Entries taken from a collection
═══

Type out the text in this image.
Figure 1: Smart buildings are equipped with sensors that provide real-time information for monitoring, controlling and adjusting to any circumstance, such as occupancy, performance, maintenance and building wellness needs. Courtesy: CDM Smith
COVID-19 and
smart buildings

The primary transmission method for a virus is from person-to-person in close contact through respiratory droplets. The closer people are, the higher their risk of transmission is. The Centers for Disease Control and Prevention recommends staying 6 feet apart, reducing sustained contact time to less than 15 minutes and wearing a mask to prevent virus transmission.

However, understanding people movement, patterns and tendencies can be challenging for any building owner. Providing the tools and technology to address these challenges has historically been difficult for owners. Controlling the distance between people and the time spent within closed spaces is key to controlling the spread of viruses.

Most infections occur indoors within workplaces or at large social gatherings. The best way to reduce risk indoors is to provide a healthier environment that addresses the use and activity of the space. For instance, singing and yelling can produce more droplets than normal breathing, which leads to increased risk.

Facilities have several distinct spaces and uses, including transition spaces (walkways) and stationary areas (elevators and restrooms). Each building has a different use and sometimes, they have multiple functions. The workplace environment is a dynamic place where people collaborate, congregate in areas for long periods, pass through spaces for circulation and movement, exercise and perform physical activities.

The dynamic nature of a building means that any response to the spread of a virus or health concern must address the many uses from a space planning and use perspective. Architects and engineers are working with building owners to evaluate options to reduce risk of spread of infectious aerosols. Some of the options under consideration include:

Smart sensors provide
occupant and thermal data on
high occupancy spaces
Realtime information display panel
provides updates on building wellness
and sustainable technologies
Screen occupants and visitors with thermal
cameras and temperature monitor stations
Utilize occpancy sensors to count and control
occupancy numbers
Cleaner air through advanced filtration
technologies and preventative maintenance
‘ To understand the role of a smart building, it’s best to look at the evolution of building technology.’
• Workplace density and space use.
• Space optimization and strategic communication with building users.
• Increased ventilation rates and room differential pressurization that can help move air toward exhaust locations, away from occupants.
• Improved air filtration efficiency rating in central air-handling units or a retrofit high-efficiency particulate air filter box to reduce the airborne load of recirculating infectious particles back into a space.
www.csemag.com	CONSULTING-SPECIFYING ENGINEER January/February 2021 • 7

═══

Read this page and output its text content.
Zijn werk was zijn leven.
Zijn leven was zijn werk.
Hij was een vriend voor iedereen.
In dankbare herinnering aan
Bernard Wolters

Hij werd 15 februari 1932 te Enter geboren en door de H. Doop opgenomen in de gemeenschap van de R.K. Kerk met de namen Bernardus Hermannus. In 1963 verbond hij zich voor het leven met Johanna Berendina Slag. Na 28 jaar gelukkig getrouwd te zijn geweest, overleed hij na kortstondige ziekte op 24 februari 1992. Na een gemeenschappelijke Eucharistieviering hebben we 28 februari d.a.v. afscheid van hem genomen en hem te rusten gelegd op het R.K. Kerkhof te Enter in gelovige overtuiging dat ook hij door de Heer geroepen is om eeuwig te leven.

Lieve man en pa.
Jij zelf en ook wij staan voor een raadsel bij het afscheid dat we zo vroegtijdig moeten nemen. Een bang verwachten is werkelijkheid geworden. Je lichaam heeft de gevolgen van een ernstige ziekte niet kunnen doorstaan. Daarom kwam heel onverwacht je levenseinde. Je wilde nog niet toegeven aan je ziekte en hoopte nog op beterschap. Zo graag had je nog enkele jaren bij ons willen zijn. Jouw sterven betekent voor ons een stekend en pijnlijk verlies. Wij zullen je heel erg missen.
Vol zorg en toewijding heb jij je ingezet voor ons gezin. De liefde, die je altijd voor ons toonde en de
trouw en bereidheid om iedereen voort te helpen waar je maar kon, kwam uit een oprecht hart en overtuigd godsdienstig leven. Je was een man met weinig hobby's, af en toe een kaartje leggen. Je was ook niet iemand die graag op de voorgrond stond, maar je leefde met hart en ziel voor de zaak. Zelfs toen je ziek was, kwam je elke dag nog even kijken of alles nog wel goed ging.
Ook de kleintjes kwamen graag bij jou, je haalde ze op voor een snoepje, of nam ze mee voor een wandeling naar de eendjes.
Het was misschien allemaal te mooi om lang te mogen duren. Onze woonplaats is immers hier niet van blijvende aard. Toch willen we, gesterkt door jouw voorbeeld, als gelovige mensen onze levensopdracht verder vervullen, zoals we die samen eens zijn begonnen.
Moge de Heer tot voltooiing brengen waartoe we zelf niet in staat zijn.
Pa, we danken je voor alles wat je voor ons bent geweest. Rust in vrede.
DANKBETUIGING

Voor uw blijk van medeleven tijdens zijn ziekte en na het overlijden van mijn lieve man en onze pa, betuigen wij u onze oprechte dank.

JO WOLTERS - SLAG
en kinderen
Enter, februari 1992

═══

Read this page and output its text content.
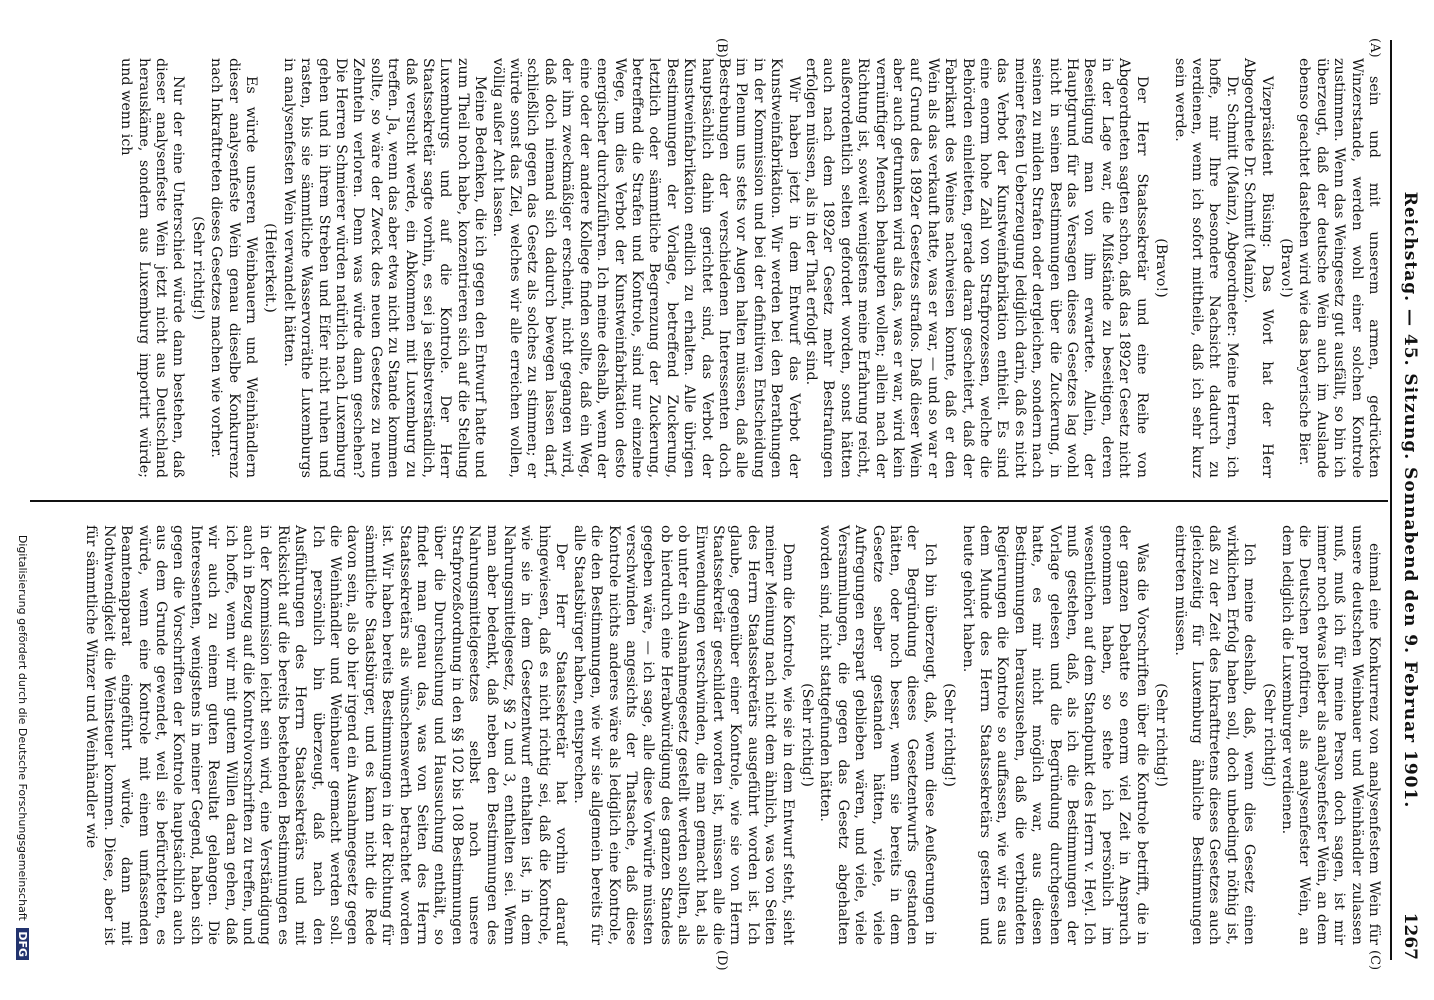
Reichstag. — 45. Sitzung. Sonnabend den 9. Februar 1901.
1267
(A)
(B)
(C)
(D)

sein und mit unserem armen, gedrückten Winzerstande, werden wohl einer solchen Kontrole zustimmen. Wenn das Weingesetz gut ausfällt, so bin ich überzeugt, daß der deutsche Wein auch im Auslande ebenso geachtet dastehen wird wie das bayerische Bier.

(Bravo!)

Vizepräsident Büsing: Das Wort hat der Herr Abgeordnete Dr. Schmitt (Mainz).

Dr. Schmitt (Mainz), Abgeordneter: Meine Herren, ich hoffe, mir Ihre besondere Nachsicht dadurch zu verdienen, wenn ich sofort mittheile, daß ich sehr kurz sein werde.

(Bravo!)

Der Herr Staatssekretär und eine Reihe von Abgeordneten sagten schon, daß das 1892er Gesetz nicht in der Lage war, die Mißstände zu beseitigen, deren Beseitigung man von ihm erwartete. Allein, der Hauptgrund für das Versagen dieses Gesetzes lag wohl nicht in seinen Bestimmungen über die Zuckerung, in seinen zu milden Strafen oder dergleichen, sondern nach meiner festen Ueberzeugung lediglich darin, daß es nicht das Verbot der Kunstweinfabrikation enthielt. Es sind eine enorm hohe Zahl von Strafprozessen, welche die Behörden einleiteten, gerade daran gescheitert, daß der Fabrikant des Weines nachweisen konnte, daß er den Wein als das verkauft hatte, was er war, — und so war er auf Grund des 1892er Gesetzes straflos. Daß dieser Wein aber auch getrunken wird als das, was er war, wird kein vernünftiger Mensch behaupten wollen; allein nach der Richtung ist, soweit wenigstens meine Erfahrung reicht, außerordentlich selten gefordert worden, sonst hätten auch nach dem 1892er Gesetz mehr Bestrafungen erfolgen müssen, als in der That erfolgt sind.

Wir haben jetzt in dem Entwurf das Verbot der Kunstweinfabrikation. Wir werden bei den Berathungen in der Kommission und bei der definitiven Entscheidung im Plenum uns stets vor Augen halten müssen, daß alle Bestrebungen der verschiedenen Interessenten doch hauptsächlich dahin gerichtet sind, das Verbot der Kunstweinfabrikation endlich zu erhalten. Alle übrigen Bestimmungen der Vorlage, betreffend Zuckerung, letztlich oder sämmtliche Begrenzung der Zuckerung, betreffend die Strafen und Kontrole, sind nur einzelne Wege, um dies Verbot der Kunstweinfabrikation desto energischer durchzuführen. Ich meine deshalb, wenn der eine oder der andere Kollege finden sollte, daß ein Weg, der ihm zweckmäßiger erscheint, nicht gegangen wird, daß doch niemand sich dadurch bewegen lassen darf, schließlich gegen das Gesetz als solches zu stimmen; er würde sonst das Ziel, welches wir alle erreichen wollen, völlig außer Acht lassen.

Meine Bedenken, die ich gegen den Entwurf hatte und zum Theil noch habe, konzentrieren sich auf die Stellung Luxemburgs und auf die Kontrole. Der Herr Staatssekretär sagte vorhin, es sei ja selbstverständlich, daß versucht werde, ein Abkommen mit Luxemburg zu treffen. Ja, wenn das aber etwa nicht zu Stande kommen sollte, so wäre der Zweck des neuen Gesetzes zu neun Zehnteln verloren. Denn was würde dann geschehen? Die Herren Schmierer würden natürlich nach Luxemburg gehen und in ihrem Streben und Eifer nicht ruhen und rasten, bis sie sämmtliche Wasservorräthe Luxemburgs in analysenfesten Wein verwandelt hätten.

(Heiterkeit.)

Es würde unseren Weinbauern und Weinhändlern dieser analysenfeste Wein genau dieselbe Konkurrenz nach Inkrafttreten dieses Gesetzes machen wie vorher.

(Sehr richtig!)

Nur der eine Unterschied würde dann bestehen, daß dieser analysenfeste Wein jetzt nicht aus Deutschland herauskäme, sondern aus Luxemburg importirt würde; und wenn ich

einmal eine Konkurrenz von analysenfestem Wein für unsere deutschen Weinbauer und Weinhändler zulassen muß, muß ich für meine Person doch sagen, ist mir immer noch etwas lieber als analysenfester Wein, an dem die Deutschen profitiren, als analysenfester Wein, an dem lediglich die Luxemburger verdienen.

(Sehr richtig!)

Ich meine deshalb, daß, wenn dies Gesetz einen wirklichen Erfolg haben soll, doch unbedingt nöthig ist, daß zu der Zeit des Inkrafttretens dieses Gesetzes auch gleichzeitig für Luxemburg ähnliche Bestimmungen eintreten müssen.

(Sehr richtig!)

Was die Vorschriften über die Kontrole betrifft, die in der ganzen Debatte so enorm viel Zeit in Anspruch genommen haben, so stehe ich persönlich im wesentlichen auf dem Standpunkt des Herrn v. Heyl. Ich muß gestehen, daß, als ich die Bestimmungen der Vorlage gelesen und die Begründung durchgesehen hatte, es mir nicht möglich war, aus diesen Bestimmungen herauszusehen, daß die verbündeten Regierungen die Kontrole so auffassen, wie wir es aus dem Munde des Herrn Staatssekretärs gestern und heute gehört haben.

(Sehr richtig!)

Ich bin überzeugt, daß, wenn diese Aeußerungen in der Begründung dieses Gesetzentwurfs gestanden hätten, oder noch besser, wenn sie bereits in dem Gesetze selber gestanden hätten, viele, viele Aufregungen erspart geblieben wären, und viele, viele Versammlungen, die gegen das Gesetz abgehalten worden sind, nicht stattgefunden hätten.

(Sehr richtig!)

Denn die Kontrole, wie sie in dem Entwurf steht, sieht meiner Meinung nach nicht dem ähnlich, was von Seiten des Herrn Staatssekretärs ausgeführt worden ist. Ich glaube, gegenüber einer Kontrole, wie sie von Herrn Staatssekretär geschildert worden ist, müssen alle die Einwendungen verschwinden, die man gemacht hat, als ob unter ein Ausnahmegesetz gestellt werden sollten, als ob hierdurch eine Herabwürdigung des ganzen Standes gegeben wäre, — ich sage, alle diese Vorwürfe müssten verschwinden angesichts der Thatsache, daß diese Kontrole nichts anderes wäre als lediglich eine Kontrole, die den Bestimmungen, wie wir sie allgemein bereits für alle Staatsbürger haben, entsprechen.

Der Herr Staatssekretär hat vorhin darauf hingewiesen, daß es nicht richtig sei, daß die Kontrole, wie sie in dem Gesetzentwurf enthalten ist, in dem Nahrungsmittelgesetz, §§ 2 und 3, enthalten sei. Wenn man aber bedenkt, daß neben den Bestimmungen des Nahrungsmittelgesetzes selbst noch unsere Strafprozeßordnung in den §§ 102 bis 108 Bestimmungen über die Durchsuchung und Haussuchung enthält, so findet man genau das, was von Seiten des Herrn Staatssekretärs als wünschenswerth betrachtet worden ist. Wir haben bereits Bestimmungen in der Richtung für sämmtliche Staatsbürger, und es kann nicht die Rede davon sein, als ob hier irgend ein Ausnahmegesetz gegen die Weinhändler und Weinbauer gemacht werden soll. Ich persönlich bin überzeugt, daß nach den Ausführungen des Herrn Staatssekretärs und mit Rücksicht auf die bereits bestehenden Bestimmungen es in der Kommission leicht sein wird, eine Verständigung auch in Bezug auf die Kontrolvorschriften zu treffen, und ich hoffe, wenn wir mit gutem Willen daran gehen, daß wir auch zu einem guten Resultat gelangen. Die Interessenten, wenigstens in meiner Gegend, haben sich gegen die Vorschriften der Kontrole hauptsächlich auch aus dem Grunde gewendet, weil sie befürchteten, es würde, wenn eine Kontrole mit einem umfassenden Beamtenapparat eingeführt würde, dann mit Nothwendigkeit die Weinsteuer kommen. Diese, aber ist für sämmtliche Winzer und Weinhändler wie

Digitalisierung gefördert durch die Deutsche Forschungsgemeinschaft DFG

═══

WHAT YOU SHOULD DO:
Locate and copy each line in the data above that includes the word "occupants".

ANSWER SECTION:
Screen occupants and visitors with thermal
• Increased ventilation rates and room differential pressurization that can help move air toward exhaust locations, away from occupants.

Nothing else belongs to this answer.